EXERCISE TASK
Count every line of the material that holds the string "FRAGMENT". Respond with the total only.
-=-=-=-=-
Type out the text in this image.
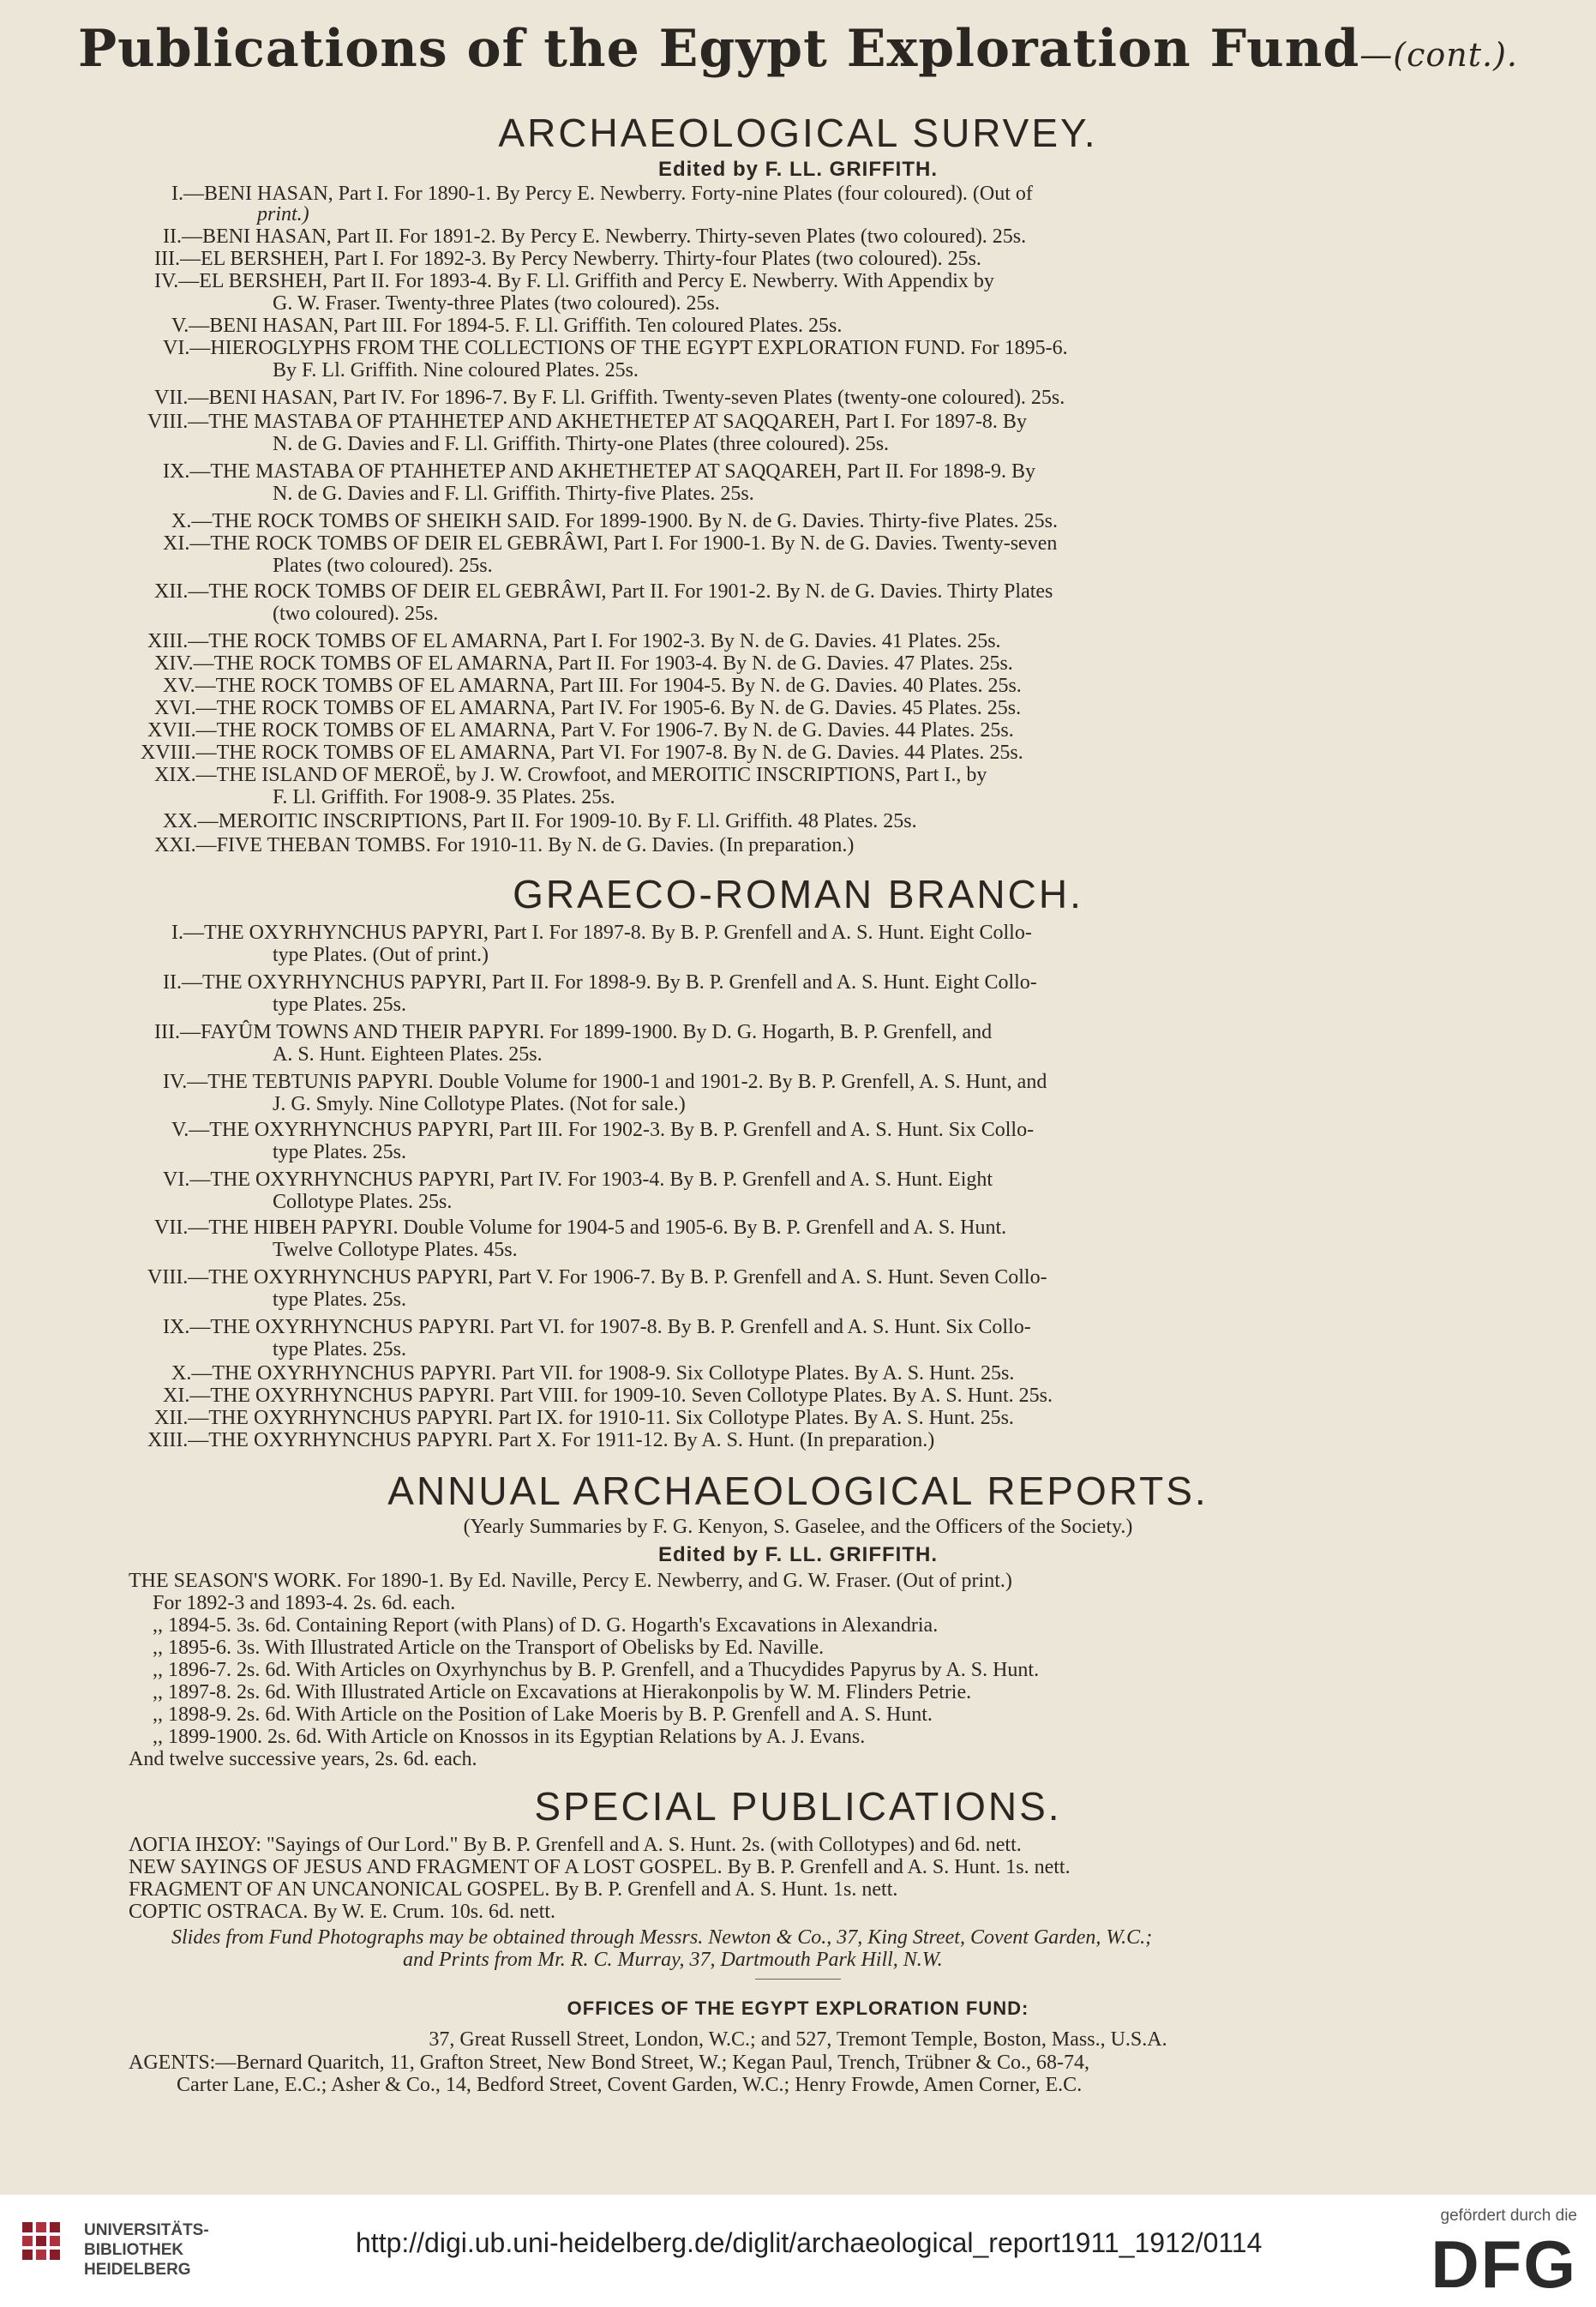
Publications of the Egypt Exploration Fund—(cont.).
ARCHAEOLOGICAL SURVEY.
Edited by F. LL. GRIFFITH.
I.—BENI HASAN, Part I. For 1890-1. By Percy E. Newberry. Forty-nine Plates (four coloured). (Out of
print.)
II.—BENI HASAN, Part II. For 1891-2. By Percy E. Newberry. Thirty-seven Plates (two coloured). 25s.
III.—EL BERSHEH, Part I. For 1892-3. By Percy Newberry. Thirty-four Plates (two coloured). 25s.
IV.—EL BERSHEH, Part II. For 1893-4. By F. Ll. Griffith and Percy E. Newberry. With Appendix by
G. W. Fraser. Twenty-three Plates (two coloured). 25s.
V.—BENI HASAN, Part III. For 1894-5. F. Ll. Griffith. Ten coloured Plates. 25s.
VI.—HIEROGLYPHS FROM THE COLLECTIONS OF THE EGYPT EXPLORATION FUND. For 1895-6.
By F. Ll. Griffith. Nine coloured Plates. 25s.
VII.—BENI HASAN, Part IV. For 1896-7. By F. Ll. Griffith. Twenty-seven Plates (twenty-one coloured). 25s.
VIII.—THE MASTABA OF PTAHHETEP AND AKHETHETEP AT SAQQAREH, Part I. For 1897-8. By
N. de G. Davies and F. Ll. Griffith. Thirty-one Plates (three coloured). 25s.
IX.—THE MASTABA OF PTAHHETEP AND AKHETHETEP AT SAQQAREH, Part II. For 1898-9. By
N. de G. Davies and F. Ll. Griffith. Thirty-five Plates. 25s.
X.—THE ROCK TOMBS OF SHEIKH SAID. For 1899-1900. By N. de G. Davies. Thirty-five Plates. 25s.
XI.—THE ROCK TOMBS OF DEIR EL GEBRÂWI, Part I. For 1900-1. By N. de G. Davies. Twenty-seven
Plates (two coloured). 25s.
XII.—THE ROCK TOMBS OF DEIR EL GEBRÂWI, Part II. For 1901-2. By N. de G. Davies. Thirty Plates
(two coloured). 25s.
XIII.—THE ROCK TOMBS OF EL AMARNA, Part I. For 1902-3. By N. de G. Davies. 41 Plates. 25s.
XIV.—THE ROCK TOMBS OF EL AMARNA, Part II. For 1903-4. By N. de G. Davies. 47 Plates. 25s.
XV.—THE ROCK TOMBS OF EL AMARNA, Part III. For 1904-5. By N. de G. Davies. 40 Plates. 25s.
XVI.—THE ROCK TOMBS OF EL AMARNA, Part IV. For 1905-6. By N. de G. Davies. 45 Plates. 25s.
XVII.—THE ROCK TOMBS OF EL AMARNA, Part V. For 1906-7. By N. de G. Davies. 44 Plates. 25s.
XVIII.—THE ROCK TOMBS OF EL AMARNA, Part VI. For 1907-8. By N. de G. Davies. 44 Plates. 25s.
XIX.—THE ISLAND OF MEROË, by J. W. Crowfoot, and MEROITIC INSCRIPTIONS, Part I., by
F. Ll. Griffith. For 1908-9. 35 Plates. 25s.
XX.—MEROITIC INSCRIPTIONS, Part II. For 1909-10. By F. Ll. Griffith. 48 Plates. 25s.
XXI.—FIVE THEBAN TOMBS. For 1910-11. By N. de G. Davies. (In preparation.)
GRAECO-ROMAN BRANCH.
I.—THE OXYRHYNCHUS PAPYRI, Part I. For 1897-8. By B. P. Grenfell and A. S. Hunt. Eight Collo-
type Plates. (Out of print.)
II.—THE OXYRHYNCHUS PAPYRI, Part II. For 1898-9. By B. P. Grenfell and A. S. Hunt. Eight Collo-
type Plates. 25s.
III.—FAYÛM TOWNS AND THEIR PAPYRI. For 1899-1900. By D. G. Hogarth, B. P. Grenfell, and
A. S. Hunt. Eighteen Plates. 25s.
IV.—THE TEBTUNIS PAPYRI. Double Volume for 1900-1 and 1901-2. By B. P. Grenfell, A. S. Hunt, and
J. G. Smyly. Nine Collotype Plates. (Not for sale.)
V.—THE OXYRHYNCHUS PAPYRI, Part III. For 1902-3. By B. P. Grenfell and A. S. Hunt. Six Collo-
type Plates. 25s.
VI.—THE OXYRHYNCHUS PAPYRI, Part IV. For 1903-4. By B. P. Grenfell and A. S. Hunt. Eight
Collotype Plates. 25s.
VII.—THE HIBEH PAPYRI. Double Volume for 1904-5 and 1905-6. By B. P. Grenfell and A. S. Hunt.
Twelve Collotype Plates. 45s.
VIII.—THE OXYRHYNCHUS PAPYRI, Part V. For 1906-7. By B. P. Grenfell and A. S. Hunt. Seven Collo-
type Plates. 25s.
IX.—THE OXYRHYNCHUS PAPYRI. Part VI. for 1907-8. By B. P. Grenfell and A. S. Hunt. Six Collo-
type Plates. 25s.
X.—THE OXYRHYNCHUS PAPYRI. Part VII. for 1908-9. Six Collotype Plates. By A. S. Hunt. 25s.
XI.—THE OXYRHYNCHUS PAPYRI. Part VIII. for 1909-10. Seven Collotype Plates. By A. S. Hunt. 25s.
XII.—THE OXYRHYNCHUS PAPYRI. Part IX. for 1910-11. Six Collotype Plates. By A. S. Hunt. 25s.
XIII.—THE OXYRHYNCHUS PAPYRI. Part X. For 1911-12. By A. S. Hunt. (In preparation.)
ANNUAL ARCHAEOLOGICAL REPORTS.
(Yearly Summaries by F. G. Kenyon, S. Gaselee, and the Officers of the Society.)
Edited by F. LL. GRIFFITH.
THE SEASON'S WORK. For 1890-1. By Ed. Naville, Percy E. Newberry, and G. W. Fraser. (Out of print.)
For 1892-3 and 1893-4. 2s. 6d. each.
,, 1894-5. 3s. 6d. Containing Report (with Plans) of D. G. Hogarth's Excavations in Alexandria.
,, 1895-6. 3s. With Illustrated Article on the Transport of Obelisks by Ed. Naville.
,, 1896-7. 2s. 6d. With Articles on Oxyrhynchus by B. P. Grenfell, and a Thucydides Papyrus by A. S. Hunt.
,, 1897-8. 2s. 6d. With Illustrated Article on Excavations at Hierakonpolis by W. M. Flinders Petrie.
,, 1898-9. 2s. 6d. With Article on the Position of Lake Moeris by B. P. Grenfell and A. S. Hunt.
,, 1899-1900. 2s. 6d. With Article on Knossos in its Egyptian Relations by A. J. Evans.
And twelve successive years, 2s. 6d. each.
SPECIAL PUBLICATIONS.
ΛΟΓΙΑ ΙΗΣΟΥ: "Sayings of Our Lord." By B. P. Grenfell and A. S. Hunt. 2s. (with Collotypes) and 6d. nett.
NEW SAYINGS OF JESUS AND FRAGMENT OF A LOST GOSPEL. By B. P. Grenfell and A. S. Hunt. 1s. nett.
FRAGMENT OF AN UNCANONICAL GOSPEL. By B. P. Grenfell and A. S. Hunt. 1s. nett.
COPTIC OSTRACA. By W. E. Crum. 10s. 6d. nett.
Slides from Fund Photographs may be obtained through Messrs. Newton & Co., 37, King Street, Covent Garden, W.C.;
and Prints from Mr. R. C. Murray, 37, Dartmouth Park Hill, N.W.
OFFICES OF THE EGYPT EXPLORATION FUND:
37, Great Russell Street, London, W.C.; and 527, Tremont Temple, Boston, Mass., U.S.A.
AGENTS:—Bernard Quaritch, 11, Grafton Street, New Bond Street, W.; Kegan Paul, Trench, Trübner & Co., 68-74,
Carter Lane, E.C.; Asher & Co., 14, Bedford Street, Covent Garden, W.C.; Henry Frowde, Amen Corner, E.C.
UNIVERSITÄTS-
BIBLIOTHEK
HEIDELBERG
http://digi.ub.uni-heidelberg.de/diglit/archaeological_report1911_1912/0114
gefördert durch die
DFG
-=-=-=-=-
FINISHED EXERCISE
2